— Exercise instructions —
1. Using the Yantaromyrmex passage below, decide whether each statement agrees with it: (a) the genus has five described species, (b) these ants have ocelli, (c) the first specimens were collected in 1868. For each, give yes or no and quote the words of the passage that settle it.
2. According to the Yantaromyrmex passage below, which subfamily do members of this genus belong to?
3. Turn the paragraph of the Yantaromyrmex passage below that begins "Yantaromyrmex is an extinct genus of ants" into a short list that keeps its main facts.

— Document excerpt —
Yantaromyrmex is an extinct genus of ants first described in 2013. Members of this genus are in the subfamily Dolichoderinae of the family Formicidae, known from Middle Eocene to Early Oligocene fossils found in Europe. The genus currently contains five described species, Y. constrictus, Y. geinitzi, Y. intermedius, Y. mayrianum and Y. samlandicus. The first specimens were collected in 1868 and studied by Austrian entomologist Gustav Mayr, who originally placed the fossils in other ant genera until the fossils were reviewed and subsequently placed into their own genus. These ants are small, measuring from 4 to 6 mm in length and can be characterized by their trapezoidal shaped head-capsules and oval compound eyes that are located slightly to the rear of the capsules midpoint, with no known ocelli present.

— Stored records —
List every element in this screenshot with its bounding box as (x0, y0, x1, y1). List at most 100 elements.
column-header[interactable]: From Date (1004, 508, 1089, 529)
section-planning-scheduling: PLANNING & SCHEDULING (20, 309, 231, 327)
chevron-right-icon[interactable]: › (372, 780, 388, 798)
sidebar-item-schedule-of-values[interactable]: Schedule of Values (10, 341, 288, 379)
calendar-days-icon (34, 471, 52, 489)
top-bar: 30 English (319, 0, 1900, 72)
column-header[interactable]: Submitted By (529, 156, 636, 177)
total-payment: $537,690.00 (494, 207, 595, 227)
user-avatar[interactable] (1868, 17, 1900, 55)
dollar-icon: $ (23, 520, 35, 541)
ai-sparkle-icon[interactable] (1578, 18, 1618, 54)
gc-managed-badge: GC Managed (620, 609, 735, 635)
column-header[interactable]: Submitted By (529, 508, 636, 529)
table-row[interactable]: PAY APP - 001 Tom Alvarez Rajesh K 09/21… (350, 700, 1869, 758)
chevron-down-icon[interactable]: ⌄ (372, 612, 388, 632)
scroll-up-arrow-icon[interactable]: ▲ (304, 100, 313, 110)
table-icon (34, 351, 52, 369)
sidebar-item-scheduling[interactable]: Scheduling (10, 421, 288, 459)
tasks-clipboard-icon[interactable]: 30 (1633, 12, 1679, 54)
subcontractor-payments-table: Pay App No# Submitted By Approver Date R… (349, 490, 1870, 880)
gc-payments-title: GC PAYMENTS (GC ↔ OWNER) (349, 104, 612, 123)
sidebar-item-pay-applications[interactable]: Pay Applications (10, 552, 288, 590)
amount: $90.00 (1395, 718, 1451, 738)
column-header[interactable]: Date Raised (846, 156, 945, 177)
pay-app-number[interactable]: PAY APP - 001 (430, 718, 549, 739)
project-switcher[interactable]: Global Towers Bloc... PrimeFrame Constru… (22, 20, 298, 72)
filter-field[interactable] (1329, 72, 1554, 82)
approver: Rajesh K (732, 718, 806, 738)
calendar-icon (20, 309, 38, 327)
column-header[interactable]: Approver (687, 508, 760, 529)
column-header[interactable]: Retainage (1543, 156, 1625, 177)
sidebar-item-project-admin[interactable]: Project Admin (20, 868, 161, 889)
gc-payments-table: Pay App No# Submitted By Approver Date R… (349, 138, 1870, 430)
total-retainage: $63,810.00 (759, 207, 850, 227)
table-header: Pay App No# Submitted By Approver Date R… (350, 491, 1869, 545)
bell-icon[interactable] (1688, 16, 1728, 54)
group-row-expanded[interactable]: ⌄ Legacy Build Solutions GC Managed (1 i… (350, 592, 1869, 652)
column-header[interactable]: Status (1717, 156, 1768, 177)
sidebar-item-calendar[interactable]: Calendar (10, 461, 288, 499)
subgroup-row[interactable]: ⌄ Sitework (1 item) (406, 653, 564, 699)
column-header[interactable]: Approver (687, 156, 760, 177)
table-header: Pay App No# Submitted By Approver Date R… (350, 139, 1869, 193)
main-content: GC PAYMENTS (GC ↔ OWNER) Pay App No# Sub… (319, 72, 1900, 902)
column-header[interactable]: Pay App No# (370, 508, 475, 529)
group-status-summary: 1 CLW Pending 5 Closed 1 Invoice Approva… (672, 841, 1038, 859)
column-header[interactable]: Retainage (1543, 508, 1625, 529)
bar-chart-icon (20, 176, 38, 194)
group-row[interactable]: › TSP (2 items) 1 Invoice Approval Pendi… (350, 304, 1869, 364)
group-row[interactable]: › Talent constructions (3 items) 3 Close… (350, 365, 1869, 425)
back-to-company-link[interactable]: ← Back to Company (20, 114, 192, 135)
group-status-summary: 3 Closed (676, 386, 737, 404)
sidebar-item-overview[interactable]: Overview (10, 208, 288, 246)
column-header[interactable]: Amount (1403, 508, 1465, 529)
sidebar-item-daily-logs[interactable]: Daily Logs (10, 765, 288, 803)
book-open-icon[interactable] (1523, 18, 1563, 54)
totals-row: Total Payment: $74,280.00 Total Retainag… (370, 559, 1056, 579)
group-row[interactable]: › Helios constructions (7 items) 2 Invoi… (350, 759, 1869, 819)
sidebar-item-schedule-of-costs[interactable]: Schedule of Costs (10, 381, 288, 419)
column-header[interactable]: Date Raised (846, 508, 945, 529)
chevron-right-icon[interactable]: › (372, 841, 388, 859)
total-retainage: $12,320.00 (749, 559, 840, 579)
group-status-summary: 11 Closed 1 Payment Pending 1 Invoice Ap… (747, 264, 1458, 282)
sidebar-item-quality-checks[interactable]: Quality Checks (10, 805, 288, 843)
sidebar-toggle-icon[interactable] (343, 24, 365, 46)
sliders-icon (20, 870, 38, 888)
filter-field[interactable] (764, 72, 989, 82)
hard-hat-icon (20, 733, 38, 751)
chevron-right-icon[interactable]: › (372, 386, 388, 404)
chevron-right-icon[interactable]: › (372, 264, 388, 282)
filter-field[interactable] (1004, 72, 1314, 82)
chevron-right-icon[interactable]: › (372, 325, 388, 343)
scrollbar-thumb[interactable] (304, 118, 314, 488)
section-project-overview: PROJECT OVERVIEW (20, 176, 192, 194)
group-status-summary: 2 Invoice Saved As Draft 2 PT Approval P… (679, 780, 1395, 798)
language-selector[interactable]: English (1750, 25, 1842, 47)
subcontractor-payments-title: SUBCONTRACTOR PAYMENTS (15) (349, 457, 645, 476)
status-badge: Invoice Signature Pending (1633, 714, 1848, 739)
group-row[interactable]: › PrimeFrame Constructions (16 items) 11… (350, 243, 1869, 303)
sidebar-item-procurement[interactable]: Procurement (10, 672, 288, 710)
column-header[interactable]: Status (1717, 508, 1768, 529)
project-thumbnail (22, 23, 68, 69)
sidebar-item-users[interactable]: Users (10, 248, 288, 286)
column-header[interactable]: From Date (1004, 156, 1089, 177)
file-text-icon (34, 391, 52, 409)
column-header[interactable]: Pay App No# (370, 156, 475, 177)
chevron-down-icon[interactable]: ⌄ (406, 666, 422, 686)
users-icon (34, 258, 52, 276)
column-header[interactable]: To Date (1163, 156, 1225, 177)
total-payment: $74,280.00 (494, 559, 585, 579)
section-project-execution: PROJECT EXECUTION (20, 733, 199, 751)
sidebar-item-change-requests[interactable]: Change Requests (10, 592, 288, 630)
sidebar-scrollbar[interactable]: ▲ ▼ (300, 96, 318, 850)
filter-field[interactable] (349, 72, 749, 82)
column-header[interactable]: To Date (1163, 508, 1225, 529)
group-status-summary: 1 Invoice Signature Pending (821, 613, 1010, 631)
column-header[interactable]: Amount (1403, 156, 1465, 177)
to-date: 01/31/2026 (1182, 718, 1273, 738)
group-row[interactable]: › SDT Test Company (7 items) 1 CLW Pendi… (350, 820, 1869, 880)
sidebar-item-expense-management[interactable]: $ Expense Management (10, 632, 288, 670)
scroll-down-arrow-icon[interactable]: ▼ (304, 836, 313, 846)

— Responses to the exercise —
1.
(a) Yes: "The genus currently contains five described species"
(b) No: "with no known ocelli present"
(c) Yes: "The first specimens were collected in 1868"

2. Dolichoderinae

3.
- Extinct ant genus, first described in 2013
- Subfamily Dolichoderinae, family Formicidae
- Known from Middle Eocene to Early Oligocene fossils found in Europe
- Five described species: Y. constrictus, Y. geinitzi, Y. intermedius, Y. mayrianum and Y. samlandicus
- First specimens collected in 1868 and studied by Gustav Mayr, who first placed them in other genera before they were reviewed and moved into their own genus
- Small, 4 to 6 mm long
- Trapezoidal head-capsules and oval compound eyes set slightly behind the capsule's midpoint, with no known ocelli